# [What is being asked]
Your task is to gather the lines below that hold the string "replace".

Dataset entries
------------------------------------------------
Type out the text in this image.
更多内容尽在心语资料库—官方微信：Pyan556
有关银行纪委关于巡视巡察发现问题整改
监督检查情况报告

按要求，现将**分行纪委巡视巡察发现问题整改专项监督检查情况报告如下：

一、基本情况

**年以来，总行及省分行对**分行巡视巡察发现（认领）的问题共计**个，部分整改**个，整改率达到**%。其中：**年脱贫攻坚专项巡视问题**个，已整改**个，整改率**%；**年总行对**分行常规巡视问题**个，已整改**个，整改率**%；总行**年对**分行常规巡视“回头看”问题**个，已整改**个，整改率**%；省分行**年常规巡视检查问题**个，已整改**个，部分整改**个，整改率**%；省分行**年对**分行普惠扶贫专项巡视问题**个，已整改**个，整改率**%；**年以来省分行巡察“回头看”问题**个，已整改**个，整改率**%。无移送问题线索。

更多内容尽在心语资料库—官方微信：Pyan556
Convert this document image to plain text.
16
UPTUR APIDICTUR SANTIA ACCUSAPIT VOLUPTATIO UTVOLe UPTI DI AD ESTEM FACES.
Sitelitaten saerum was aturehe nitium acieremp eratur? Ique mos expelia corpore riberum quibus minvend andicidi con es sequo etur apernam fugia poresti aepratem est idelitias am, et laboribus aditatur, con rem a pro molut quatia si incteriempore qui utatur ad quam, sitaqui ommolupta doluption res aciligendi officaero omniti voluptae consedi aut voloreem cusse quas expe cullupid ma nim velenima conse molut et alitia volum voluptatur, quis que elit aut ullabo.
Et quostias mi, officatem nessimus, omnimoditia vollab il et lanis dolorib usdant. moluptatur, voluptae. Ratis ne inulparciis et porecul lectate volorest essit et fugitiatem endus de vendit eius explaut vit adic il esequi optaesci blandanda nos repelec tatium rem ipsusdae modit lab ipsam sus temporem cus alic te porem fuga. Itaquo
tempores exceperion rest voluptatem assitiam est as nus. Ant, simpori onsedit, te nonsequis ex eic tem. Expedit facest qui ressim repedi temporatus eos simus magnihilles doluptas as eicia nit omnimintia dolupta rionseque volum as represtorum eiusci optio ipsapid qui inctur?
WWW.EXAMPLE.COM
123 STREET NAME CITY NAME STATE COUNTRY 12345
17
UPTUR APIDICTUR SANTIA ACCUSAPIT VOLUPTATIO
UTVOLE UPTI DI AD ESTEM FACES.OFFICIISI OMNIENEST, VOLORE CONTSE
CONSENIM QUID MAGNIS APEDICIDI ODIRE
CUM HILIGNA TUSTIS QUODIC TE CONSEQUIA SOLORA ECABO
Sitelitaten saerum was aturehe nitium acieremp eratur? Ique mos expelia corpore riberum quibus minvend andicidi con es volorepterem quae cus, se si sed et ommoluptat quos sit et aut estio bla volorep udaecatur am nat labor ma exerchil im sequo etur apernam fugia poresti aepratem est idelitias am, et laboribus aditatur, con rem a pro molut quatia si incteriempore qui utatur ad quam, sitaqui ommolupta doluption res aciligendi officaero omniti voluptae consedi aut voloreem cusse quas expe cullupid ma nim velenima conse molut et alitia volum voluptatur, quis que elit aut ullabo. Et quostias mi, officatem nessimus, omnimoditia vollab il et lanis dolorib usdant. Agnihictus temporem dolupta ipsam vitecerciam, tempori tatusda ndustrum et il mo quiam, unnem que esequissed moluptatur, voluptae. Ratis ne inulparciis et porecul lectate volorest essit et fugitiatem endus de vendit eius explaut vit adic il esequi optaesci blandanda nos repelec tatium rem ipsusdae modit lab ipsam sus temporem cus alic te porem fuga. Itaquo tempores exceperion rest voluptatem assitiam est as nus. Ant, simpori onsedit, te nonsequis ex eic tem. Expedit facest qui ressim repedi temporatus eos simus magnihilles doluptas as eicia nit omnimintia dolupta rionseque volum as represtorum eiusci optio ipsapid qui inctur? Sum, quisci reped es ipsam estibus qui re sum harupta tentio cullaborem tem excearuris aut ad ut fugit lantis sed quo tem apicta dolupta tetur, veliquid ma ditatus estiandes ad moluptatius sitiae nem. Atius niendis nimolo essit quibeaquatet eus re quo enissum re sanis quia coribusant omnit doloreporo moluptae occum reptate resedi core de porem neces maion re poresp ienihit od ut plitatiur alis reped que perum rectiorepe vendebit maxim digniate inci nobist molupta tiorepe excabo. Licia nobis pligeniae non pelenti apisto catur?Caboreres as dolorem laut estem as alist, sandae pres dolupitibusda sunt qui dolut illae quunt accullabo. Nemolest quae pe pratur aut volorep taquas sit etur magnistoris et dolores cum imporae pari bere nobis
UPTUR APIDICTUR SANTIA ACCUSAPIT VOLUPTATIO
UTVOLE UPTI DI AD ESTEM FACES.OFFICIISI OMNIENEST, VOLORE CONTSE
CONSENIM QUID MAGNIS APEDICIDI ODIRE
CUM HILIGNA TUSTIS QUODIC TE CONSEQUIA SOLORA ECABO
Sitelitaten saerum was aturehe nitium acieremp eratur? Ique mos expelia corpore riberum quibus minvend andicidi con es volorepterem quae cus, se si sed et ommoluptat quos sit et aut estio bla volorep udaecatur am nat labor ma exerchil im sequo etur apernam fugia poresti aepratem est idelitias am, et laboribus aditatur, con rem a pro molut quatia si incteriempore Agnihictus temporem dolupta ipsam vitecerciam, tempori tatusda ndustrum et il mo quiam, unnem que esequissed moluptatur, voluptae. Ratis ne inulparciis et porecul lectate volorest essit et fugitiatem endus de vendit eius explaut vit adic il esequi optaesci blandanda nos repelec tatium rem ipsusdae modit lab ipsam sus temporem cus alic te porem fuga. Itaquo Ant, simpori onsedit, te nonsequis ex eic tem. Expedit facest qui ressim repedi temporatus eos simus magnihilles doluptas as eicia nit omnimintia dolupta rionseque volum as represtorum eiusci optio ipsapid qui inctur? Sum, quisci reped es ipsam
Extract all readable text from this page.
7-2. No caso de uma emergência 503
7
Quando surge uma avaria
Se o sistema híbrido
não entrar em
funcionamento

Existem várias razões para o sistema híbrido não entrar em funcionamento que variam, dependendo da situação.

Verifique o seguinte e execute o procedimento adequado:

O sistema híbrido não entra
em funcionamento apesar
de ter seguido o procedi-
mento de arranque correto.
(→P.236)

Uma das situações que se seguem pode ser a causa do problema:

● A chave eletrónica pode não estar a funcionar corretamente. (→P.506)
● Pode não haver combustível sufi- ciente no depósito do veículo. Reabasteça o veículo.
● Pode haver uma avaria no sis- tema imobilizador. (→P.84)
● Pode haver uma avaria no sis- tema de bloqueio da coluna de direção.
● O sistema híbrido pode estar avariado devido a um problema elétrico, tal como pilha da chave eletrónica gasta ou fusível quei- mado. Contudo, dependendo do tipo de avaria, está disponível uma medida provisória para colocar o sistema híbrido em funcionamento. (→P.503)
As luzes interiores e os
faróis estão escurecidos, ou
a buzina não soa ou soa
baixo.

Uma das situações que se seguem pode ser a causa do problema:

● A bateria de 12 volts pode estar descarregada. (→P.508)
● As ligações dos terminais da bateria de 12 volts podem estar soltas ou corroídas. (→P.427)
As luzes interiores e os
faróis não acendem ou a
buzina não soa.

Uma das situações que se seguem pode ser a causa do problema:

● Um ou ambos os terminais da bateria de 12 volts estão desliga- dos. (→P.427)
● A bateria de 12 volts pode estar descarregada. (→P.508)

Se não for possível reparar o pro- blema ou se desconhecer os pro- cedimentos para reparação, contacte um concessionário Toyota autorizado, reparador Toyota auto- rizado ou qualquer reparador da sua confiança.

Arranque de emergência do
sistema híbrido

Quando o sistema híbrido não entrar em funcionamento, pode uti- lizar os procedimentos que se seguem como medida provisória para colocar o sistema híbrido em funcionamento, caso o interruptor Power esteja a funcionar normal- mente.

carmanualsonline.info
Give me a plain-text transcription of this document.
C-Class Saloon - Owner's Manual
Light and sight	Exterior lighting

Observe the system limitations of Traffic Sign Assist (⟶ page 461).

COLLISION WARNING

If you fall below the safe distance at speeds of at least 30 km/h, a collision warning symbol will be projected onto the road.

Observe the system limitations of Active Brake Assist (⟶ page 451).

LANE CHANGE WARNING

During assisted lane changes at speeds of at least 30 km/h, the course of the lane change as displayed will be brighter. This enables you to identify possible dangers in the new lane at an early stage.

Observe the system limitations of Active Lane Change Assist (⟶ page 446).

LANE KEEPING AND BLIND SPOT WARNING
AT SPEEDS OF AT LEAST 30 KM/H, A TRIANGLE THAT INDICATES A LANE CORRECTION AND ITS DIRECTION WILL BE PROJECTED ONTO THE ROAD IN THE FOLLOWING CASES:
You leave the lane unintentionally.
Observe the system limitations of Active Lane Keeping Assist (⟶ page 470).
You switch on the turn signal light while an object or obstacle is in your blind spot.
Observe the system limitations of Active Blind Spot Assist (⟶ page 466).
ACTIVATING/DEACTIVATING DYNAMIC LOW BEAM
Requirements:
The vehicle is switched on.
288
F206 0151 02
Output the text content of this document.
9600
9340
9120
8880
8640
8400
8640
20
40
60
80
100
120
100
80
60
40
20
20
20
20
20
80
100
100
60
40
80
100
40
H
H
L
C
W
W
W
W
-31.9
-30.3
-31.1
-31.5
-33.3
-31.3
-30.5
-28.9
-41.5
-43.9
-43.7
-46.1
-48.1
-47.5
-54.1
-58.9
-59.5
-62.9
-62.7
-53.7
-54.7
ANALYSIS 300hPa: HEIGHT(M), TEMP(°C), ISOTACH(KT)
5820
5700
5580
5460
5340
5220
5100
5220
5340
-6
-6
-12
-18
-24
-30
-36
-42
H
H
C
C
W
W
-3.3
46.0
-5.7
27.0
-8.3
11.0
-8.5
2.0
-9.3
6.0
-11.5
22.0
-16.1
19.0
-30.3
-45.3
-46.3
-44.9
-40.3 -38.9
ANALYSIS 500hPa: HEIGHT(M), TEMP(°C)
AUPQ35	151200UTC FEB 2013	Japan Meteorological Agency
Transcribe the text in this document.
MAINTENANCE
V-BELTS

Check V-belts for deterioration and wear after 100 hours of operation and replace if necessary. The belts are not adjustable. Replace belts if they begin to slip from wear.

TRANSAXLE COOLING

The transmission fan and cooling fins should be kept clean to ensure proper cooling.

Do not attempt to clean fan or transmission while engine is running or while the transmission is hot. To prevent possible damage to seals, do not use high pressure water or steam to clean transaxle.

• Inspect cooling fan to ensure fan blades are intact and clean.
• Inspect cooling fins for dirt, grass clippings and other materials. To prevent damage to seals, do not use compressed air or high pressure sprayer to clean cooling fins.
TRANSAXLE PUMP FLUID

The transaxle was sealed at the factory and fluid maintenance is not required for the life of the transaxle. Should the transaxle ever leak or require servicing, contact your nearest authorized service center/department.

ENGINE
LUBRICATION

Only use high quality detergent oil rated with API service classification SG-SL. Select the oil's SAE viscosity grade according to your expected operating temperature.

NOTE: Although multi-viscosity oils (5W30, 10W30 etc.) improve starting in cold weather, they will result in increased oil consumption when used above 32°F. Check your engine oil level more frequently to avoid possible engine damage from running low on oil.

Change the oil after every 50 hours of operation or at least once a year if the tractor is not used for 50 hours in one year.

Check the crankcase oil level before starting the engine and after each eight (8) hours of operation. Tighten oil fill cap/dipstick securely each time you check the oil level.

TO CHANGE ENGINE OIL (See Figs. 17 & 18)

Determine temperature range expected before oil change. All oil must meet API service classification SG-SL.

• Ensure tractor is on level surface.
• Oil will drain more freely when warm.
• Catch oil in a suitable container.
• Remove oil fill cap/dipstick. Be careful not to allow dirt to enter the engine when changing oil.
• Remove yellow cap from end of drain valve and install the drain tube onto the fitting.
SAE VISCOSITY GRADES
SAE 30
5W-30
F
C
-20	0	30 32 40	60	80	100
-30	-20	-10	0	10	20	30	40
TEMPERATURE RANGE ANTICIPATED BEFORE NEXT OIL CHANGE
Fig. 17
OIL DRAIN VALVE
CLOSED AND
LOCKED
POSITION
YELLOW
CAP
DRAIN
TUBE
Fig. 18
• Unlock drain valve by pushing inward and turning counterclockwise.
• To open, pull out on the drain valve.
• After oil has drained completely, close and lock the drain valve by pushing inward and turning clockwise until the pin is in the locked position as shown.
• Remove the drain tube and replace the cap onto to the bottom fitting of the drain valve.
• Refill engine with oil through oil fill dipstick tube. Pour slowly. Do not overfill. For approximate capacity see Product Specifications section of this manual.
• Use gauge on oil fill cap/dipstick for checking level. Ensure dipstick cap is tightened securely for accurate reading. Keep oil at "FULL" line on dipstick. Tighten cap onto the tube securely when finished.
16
------------------------------------------------
# [Exercise output]
Check V-belts for deterioration and wear after 100 hours of operation and replace if necessary. The belts are not adjustable. Replace belts if they begin to slip from wear.
• Remove the drain tube and replace the cap onto to the bottom fitting of the drain valve.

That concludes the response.